▶ **Prompt**: All of the records listed below should be retyped exactly.
○ ○ ○ ○ ○ ○ ○
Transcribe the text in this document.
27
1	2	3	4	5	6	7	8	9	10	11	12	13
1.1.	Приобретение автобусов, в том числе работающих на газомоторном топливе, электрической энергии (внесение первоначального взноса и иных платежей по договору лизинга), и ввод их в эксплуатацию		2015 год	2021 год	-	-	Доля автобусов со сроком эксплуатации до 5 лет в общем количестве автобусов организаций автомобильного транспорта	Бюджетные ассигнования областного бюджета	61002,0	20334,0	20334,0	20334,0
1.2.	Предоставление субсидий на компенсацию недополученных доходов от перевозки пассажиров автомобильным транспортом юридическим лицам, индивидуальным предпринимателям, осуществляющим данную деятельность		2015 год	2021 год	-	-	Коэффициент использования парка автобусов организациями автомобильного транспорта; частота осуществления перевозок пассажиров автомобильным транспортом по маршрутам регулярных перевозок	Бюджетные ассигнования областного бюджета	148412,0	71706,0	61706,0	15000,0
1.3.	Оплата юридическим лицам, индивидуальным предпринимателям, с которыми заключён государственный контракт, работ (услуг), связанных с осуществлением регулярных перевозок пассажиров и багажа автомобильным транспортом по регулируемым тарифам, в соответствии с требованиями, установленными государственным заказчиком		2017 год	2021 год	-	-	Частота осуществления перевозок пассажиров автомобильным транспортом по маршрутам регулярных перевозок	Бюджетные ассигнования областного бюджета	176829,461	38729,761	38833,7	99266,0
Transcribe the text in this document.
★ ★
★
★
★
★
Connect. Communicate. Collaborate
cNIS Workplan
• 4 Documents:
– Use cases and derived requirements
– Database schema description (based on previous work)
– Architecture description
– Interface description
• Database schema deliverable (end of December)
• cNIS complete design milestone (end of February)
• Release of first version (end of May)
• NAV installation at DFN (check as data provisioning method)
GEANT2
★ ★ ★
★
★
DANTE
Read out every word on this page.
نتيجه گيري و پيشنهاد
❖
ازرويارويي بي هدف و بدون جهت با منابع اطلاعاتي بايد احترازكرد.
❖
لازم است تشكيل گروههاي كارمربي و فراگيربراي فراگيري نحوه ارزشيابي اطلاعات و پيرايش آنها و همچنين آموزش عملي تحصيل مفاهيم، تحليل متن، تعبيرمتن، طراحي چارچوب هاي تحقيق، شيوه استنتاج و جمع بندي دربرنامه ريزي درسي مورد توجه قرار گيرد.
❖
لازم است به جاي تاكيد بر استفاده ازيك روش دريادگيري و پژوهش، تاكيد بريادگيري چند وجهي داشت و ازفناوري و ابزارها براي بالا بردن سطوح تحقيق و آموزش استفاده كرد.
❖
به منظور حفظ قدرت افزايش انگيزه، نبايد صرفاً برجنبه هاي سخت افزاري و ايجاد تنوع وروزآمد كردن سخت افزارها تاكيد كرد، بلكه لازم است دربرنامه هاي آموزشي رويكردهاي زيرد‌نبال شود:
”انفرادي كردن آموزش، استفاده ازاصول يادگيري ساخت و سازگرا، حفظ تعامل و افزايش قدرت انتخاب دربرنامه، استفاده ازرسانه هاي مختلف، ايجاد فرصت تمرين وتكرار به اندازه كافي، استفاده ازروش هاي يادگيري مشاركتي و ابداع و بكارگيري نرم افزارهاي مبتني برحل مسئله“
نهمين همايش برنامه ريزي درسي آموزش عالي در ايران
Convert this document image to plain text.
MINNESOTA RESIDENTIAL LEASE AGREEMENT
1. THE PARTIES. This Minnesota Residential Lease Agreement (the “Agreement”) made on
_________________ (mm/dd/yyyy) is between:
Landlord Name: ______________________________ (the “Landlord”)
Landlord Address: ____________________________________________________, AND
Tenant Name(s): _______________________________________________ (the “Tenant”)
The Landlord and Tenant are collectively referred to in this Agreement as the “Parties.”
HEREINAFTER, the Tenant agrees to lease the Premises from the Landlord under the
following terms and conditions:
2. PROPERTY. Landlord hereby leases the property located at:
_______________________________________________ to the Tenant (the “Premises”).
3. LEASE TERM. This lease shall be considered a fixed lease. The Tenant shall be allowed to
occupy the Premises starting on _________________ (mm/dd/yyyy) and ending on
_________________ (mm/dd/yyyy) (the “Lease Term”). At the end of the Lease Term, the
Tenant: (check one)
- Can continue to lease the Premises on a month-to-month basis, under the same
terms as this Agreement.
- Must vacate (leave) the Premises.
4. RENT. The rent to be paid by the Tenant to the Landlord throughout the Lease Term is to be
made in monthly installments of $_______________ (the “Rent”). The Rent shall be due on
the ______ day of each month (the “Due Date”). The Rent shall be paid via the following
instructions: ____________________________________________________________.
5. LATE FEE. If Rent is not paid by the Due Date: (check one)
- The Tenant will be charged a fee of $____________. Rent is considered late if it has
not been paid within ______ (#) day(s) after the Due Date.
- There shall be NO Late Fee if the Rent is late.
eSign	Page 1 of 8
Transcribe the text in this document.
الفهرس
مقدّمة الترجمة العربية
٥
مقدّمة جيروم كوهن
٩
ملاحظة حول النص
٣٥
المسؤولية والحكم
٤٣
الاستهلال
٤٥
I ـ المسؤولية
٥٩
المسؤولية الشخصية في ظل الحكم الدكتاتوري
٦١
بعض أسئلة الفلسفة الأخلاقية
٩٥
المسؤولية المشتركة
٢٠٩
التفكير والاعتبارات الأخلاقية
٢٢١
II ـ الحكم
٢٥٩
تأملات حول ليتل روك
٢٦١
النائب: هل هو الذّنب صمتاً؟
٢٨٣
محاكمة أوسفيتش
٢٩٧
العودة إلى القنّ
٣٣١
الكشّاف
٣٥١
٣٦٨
○ ○ ○ ○ ○ ○ ○
▶ **Worked answer**:
Transcribe the text in this document.
27
1	2	3	4	5	6	7	8	9	10	11	12	13
1.1.	Приобретение автобусов, в том числе работающих на газомоторном топливе, электрической энергии (внесение первоначального взноса и иных платежей по договору лизинга), и ввод их в эксплуатацию		2015 год	2021 год	-	-	Доля автобусов со сроком эксплуатации до 5 лет в общем количестве автобусов организаций автомобильного транспорта	Бюджетные ассигнования областного бюджета	61002,0	20334,0	20334,0	20334,0
1.2.	Предоставление субсидий на компенсацию недополученных доходов от перевозки пассажиров автомобильным транспортом юридическим лицам, индивидуальным предпринимателям, осуществляющим данную деятельность		2015 год	2021 год	-	-	Коэффициент использования парка автобусов организациями автомобильного транспорта; частота осуществления перевозок пассажиров автомобильным транспортом по маршрутам регулярных перевозок	Бюджетные ассигнования областного бюджета	148412,0	71706,0	61706,0	15000,0
1.3.	Оплата юридическим лицам, индивидуальным предпринимателям, с которыми заключён государственный контракт, работ (услуг), связанных с осуществлением регулярных перевозок пассажиров и багажа автомобильным транспортом по регулируемым тарифам, в соответствии с требованиями, установленными государственным заказчиком		2017 год	2021 год	-	-	Частота осуществления перевозок пассажиров автомобильным транспортом по маршрутам регулярных перевозок	Бюджетные ассигнования областного бюджета	176829,461	38729,761	38833,7	99266,0
Transcribe the text in this document.
★ ★
★
★
★
★
Connect. Communicate. Collaborate
cNIS Workplan
• 4 Documents:
– Use cases and derived requirements
– Database schema description (based on previous work)
– Architecture description
– Interface description
• Database schema deliverable (end of December)
• cNIS complete design milestone (end of February)
• Release of first version (end of May)
• NAV installation at DFN (check as data provisioning method)
GEANT2
★ ★ ★
★
★
DANTE
Read out every word on this page.
نتيجه گيري و پيشنهاد
❖
ازرويارويي بي هدف و بدون جهت با منابع اطلاعاتي بايد احترازكرد.
❖
لازم است تشكيل گروههاي كارمربي و فراگيربراي فراگيري نحوه ارزشيابي اطلاعات و پيرايش آنها و همچنين آموزش عملي تحصيل مفاهيم، تحليل متن، تعبيرمتن، طراحي چارچوب هاي تحقيق، شيوه استنتاج و جمع بندي دربرنامه ريزي درسي مورد توجه قرار گيرد.
❖
لازم است به جاي تاكيد بر استفاده ازيك روش دريادگيري و پژوهش، تاكيد بريادگيري چند وجهي داشت و ازفناوري و ابزارها براي بالا بردن سطوح تحقيق و آموزش استفاده كرد.
❖
به منظور حفظ قدرت افزايش انگيزه، نبايد صرفاً برجنبه هاي سخت افزاري و ايجاد تنوع وروزآمد كردن سخت افزارها تاكيد كرد، بلكه لازم است دربرنامه هاي آموزشي رويكردهاي زيرد‌نبال شود:
”انفرادي كردن آموزش، استفاده ازاصول يادگيري ساخت و سازگرا، حفظ تعامل و افزايش قدرت انتخاب دربرنامه، استفاده ازرسانه هاي مختلف، ايجاد فرصت تمرين وتكرار به اندازه كافي، استفاده ازروش هاي يادگيري مشاركتي و ابداع و بكارگيري نرم افزارهاي مبتني برحل مسئله“
نهمين همايش برنامه ريزي درسي آموزش عالي در ايران
Convert this document image to plain text.
MINNESOTA RESIDENTIAL LEASE AGREEMENT
1. THE PARTIES. This Minnesota Residential Lease Agreement (the “Agreement”) made on
_________________ (mm/dd/yyyy) is between:
Landlord Name: ______________________________ (the “Landlord”)
Landlord Address: ____________________________________________________, AND
Tenant Name(s): _______________________________________________ (the “Tenant”)
The Landlord and Tenant are collectively referred to in this Agreement as the “Parties.”
HEREINAFTER, the Tenant agrees to lease the Premises from the Landlord under the
following terms and conditions:
2. PROPERTY. Landlord hereby leases the property located at:
_______________________________________________ to the Tenant (the “Premises”).
3. LEASE TERM. This lease shall be considered a fixed lease. The Tenant shall be allowed to
occupy the Premises starting on _________________ (mm/dd/yyyy) and ending on
_________________ (mm/dd/yyyy) (the “Lease Term”). At the end of the Lease Term, the
Tenant: (check one)
- Can continue to lease the Premises on a month-to-month basis, under the same
terms as this Agreement.
- Must vacate (leave) the Premises.
4. RENT. The rent to be paid by the Tenant to the Landlord throughout the Lease Term is to be
made in monthly installments of $_______________ (the “Rent”). The Rent shall be due on
the ______ day of each month (the “Due Date”). The Rent shall be paid via the following
instructions: ____________________________________________________________.
5. LATE FEE. If Rent is not paid by the Due Date: (check one)
- The Tenant will be charged a fee of $____________. Rent is considered late if it has
not been paid within ______ (#) day(s) after the Due Date.
- There shall be NO Late Fee if the Rent is late.
eSign	Page 1 of 8
Transcribe the text in this document.
الفهرس
مقدّمة الترجمة العربية
٥
مقدّمة جيروم كوهن
٩
ملاحظة حول النص
٣٥
المسؤولية والحكم
٤٣
الاستهلال
٤٥
I ـ المسؤولية
٥٩
المسؤولية الشخصية في ظل الحكم الدكتاتوري
٦١
بعض أسئلة الفلسفة الأخلاقية
٩٥
المسؤولية المشتركة
٢٠٩
التفكير والاعتبارات الأخلاقية
٢٢١
II ـ الحكم
٢٥٩
تأملات حول ليتل روك
٢٦١
النائب: هل هو الذّنب صمتاً؟
٢٨٣
محاكمة أوسفيتش
٢٩٧
العودة إلى القنّ
٣٣١
الكشّاف
٣٥١
٣٦٨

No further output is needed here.